_Aim:_
Please pull out every line that includes the string "Utilizando".

_Input records:_
** start **

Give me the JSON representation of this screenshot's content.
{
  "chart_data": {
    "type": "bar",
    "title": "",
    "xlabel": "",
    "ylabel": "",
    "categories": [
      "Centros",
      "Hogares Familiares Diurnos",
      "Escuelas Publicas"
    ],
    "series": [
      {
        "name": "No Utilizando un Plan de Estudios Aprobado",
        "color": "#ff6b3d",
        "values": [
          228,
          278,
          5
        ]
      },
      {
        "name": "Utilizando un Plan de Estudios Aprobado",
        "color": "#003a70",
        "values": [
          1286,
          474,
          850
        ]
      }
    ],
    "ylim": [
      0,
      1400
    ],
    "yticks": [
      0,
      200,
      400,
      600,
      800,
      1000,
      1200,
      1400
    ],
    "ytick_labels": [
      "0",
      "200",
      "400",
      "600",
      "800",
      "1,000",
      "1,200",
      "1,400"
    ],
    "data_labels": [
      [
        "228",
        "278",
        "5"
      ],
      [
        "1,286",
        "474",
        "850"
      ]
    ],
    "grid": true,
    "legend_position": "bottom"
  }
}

** end **
** start **

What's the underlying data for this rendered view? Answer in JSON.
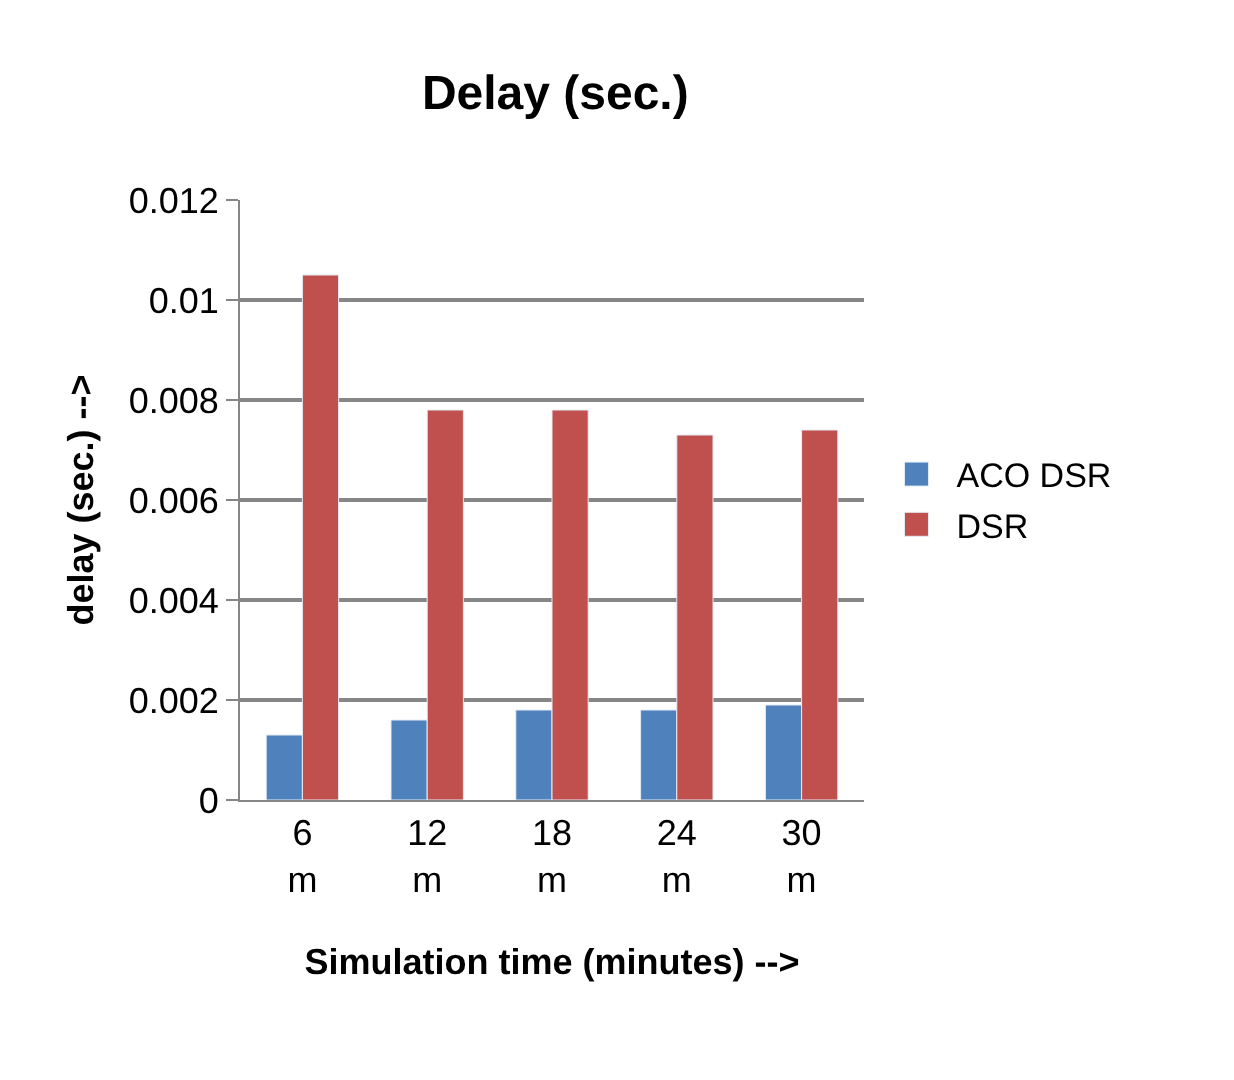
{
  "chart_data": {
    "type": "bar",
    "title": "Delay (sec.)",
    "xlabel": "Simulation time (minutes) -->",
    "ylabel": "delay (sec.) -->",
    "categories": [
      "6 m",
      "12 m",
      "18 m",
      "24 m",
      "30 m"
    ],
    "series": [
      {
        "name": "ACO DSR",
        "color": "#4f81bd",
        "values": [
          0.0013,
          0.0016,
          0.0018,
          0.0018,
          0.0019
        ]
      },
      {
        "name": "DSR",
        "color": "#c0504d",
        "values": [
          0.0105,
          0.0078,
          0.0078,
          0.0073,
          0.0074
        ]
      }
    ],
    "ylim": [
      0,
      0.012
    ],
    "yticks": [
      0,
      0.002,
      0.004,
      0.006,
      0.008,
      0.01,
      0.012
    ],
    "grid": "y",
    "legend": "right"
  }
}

** end **

_Exercise response:_
        "name": "No Utilizando un Plan de Estudios Aprobado",
        "name": "Utilizando un Plan de Estudios Aprobado",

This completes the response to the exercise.